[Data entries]

******

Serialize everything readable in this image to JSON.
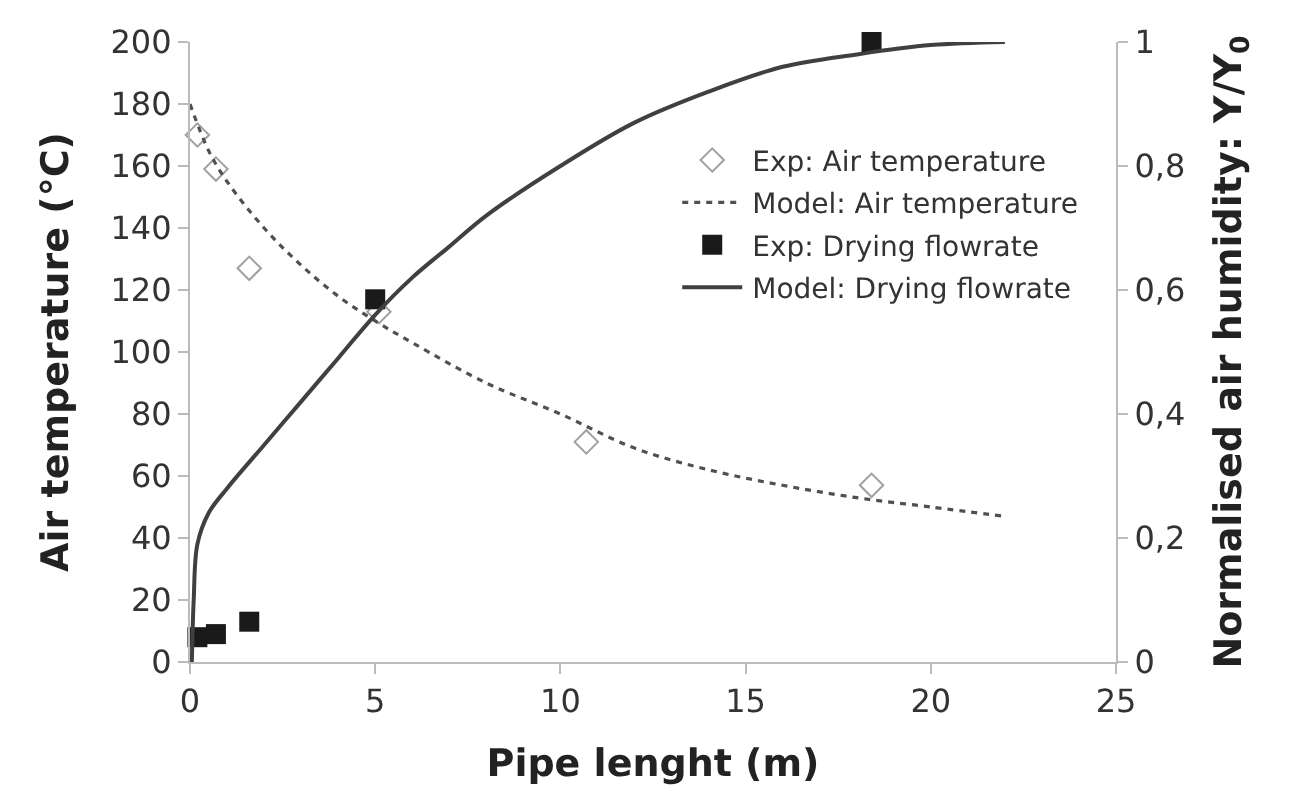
{
  "chart_data": {
    "type": "scatter",
    "xlabel": "Pipe lenght (m)",
    "ylabel": "Air temperature (°C)",
    "y2label": "Normalised air humidity: Y/Y$_{0}$",
    "xlim": [
      0,
      25
    ],
    "xticks": [
      0,
      5,
      10,
      15,
      20,
      25
    ],
    "ylim": [
      0,
      200
    ],
    "yticks": [
      0,
      20,
      40,
      60,
      80,
      100,
      120,
      140,
      160,
      180,
      200
    ],
    "y2lim": [
      0,
      1
    ],
    "y2ticks": [
      {
        "value": 0,
        "label": "0"
      },
      {
        "value": 0.2,
        "label": "0,2"
      },
      {
        "value": 0.4,
        "label": "0,4"
      },
      {
        "value": 0.6,
        "label": "0,6"
      },
      {
        "value": 0.8,
        "label": "0,8"
      },
      {
        "value": 1,
        "label": "1"
      }
    ],
    "grid": false,
    "legend": "top right",
    "series": [
      {
        "name": "Exp: Air temperature",
        "marker": "diamond",
        "color": "#a0a0a0",
        "x": [
          0.2,
          0.7,
          1.6,
          5.1,
          10.7,
          18.4
        ],
        "values": [
          170,
          159,
          127,
          113,
          71,
          57
        ]
      },
      {
        "name": "Model: Air temperature",
        "type": "line",
        "line_style": "dotted",
        "color": "#505050",
        "x": [
          0,
          0.5,
          1,
          2,
          3,
          4,
          5,
          6,
          8,
          10,
          12,
          14,
          16,
          18,
          20,
          22
        ],
        "values": [
          180,
          165,
          155,
          140,
          128,
          118,
          110,
          103,
          90,
          80,
          69,
          62,
          57,
          53,
          50,
          47
        ]
      },
      {
        "name": "Exp: Drying flowrate",
        "marker": "square",
        "color": "#1a1a1a",
        "axis": "y2",
        "x": [
          0.2,
          0.7,
          1.6,
          5,
          18.4
        ],
        "values": [
          0.04,
          0.045,
          0.065,
          0.585,
          1.0
        ]
      },
      {
        "name": "Model: Drying flowrate",
        "type": "line",
        "line_style": "solid",
        "color": "#404040",
        "axis": "y2",
        "x": [
          0.05,
          0.1,
          0.2,
          0.5,
          1,
          2,
          3,
          4,
          5,
          6,
          7,
          8,
          10,
          12,
          14,
          16,
          18,
          20,
          22
        ],
        "values": [
          0,
          0.1,
          0.19,
          0.24,
          0.28,
          0.35,
          0.42,
          0.49,
          0.56,
          0.62,
          0.67,
          0.72,
          0.8,
          0.87,
          0.92,
          0.96,
          0.98,
          0.995,
          1.0
        ]
      }
    ]
  }
}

******

Return each line in the records that holds the string "Drying".

        "name": "Exp: Drying flowrate",
        "name": "Model: Drying flowrate",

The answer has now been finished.